▶ [Requirement]:
Identify the lines that include the word "Новости", then copy all of them.

** start Task material **

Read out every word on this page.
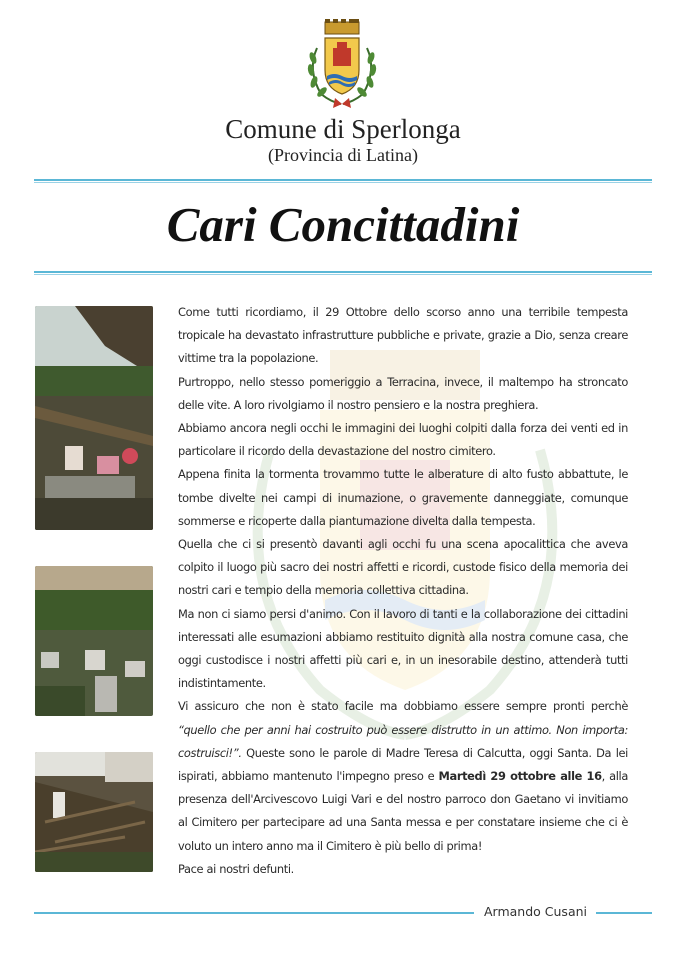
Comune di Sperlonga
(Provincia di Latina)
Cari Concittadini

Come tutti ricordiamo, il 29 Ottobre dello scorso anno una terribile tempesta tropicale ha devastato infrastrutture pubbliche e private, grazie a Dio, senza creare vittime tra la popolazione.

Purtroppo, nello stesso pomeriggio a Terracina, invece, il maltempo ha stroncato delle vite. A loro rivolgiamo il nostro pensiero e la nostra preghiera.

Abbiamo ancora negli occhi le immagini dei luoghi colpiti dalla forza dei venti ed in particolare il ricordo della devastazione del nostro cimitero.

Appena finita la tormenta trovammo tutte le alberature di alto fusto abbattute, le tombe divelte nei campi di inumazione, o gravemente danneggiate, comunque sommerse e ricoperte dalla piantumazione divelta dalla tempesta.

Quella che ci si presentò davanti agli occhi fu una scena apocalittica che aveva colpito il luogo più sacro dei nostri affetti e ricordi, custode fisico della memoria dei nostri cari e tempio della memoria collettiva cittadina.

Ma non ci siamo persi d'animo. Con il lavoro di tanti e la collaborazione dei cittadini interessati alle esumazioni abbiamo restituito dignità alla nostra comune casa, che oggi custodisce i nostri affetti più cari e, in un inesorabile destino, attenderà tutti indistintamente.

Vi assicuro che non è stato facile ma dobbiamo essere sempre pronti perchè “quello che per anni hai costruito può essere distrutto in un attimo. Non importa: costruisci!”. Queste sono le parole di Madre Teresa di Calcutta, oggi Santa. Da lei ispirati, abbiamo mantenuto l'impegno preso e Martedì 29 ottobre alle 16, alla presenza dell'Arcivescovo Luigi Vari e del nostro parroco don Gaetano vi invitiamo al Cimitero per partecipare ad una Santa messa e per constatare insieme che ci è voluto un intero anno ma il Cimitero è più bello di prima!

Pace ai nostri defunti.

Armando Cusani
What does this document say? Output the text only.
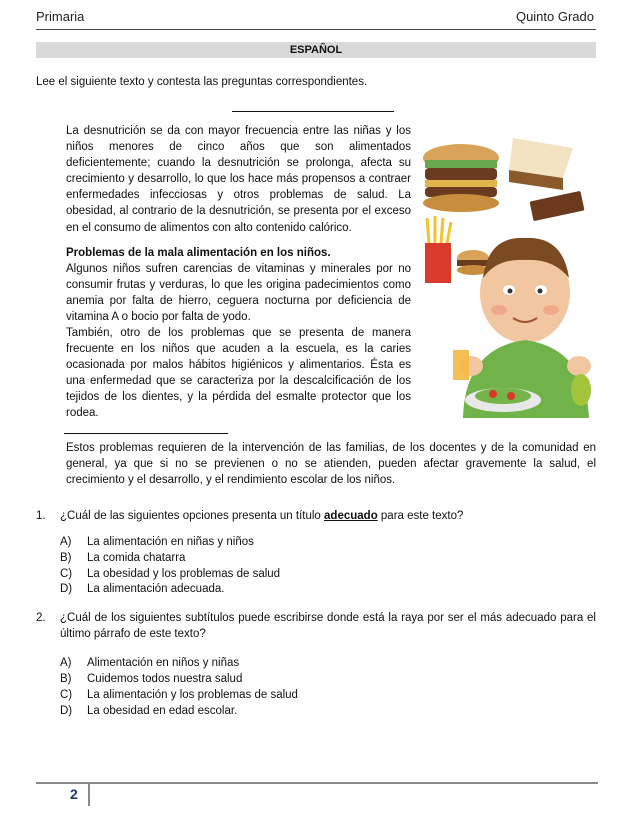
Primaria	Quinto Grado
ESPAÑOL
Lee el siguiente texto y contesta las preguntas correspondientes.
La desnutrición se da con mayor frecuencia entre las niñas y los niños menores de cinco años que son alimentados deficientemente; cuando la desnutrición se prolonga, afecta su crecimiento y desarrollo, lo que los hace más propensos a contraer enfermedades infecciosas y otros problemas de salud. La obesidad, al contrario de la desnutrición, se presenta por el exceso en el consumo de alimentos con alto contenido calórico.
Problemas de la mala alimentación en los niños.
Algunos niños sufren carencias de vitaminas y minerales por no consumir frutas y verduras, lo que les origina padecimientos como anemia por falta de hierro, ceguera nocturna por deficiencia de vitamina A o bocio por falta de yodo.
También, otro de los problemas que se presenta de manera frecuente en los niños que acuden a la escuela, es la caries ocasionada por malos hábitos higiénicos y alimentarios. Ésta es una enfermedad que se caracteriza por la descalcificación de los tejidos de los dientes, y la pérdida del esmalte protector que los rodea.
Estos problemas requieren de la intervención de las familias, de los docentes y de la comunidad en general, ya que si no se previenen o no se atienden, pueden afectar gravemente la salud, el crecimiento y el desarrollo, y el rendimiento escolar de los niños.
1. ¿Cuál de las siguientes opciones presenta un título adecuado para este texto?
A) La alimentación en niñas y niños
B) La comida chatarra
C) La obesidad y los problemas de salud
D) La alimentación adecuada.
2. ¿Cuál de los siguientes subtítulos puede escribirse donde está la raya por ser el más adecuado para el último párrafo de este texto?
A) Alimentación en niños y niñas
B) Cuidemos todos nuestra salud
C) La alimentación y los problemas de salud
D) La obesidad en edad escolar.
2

** end Task material **
** start Task material **

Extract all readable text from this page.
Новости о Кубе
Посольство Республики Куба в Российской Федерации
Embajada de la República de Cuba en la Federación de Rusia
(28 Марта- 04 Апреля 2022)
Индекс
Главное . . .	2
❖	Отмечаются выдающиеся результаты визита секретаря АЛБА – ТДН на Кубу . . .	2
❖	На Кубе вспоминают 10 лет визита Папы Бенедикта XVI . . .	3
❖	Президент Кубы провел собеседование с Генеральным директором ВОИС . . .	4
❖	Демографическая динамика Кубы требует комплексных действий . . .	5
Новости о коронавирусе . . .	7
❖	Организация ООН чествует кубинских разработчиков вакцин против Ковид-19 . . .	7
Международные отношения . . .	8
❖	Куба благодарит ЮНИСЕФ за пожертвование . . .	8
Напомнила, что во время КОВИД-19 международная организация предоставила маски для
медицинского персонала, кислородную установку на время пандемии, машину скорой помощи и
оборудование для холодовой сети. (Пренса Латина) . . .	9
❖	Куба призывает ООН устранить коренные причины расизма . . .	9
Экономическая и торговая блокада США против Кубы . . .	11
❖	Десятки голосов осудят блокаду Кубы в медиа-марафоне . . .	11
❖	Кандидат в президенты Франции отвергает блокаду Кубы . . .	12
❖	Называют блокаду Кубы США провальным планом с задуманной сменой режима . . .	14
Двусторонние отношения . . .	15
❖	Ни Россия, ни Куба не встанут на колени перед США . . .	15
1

** end Task material **
** start Task material **

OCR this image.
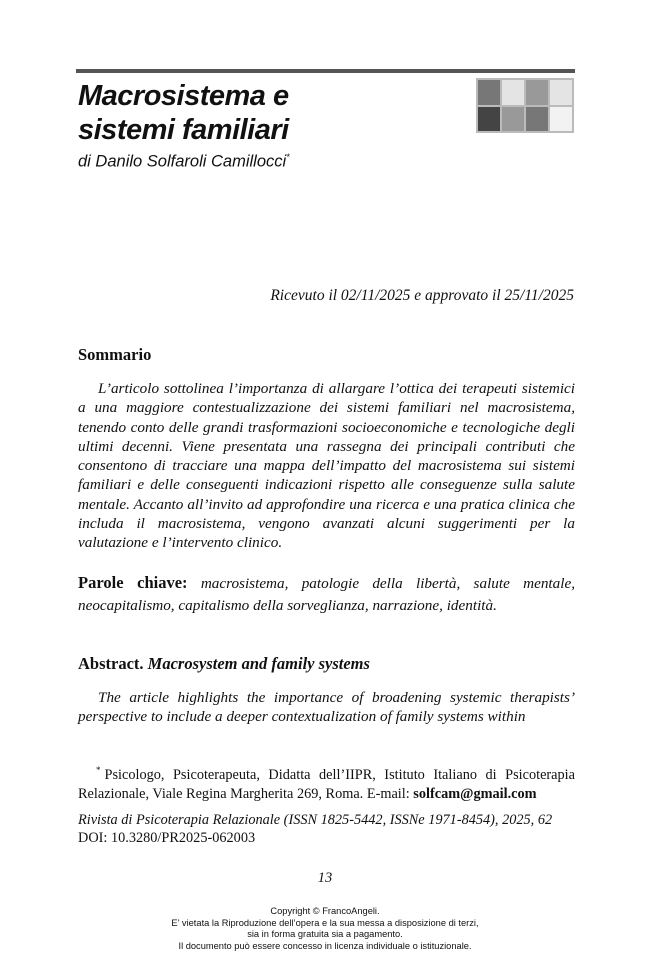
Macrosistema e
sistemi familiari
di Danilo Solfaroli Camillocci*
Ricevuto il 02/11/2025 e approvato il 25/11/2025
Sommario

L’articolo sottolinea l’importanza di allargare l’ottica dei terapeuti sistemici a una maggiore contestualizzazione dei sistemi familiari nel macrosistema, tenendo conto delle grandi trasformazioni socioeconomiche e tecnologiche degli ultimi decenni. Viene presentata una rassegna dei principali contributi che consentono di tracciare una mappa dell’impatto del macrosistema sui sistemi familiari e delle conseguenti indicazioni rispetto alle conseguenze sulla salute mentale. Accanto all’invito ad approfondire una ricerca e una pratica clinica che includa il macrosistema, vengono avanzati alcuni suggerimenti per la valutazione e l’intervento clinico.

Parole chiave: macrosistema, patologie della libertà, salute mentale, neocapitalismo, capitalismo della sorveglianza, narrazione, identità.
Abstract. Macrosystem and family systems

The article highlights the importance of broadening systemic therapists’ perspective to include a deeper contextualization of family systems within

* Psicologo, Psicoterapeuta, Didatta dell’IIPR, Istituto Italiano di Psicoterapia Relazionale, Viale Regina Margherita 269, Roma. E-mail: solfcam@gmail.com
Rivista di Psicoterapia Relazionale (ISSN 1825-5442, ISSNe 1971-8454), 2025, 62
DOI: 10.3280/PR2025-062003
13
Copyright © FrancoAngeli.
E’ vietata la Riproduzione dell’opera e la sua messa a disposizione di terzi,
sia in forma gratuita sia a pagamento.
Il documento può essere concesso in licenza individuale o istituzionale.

** end Task material **

▶ [The solution]:
Новости о Кубе
Новости о коронавирусе . . .	7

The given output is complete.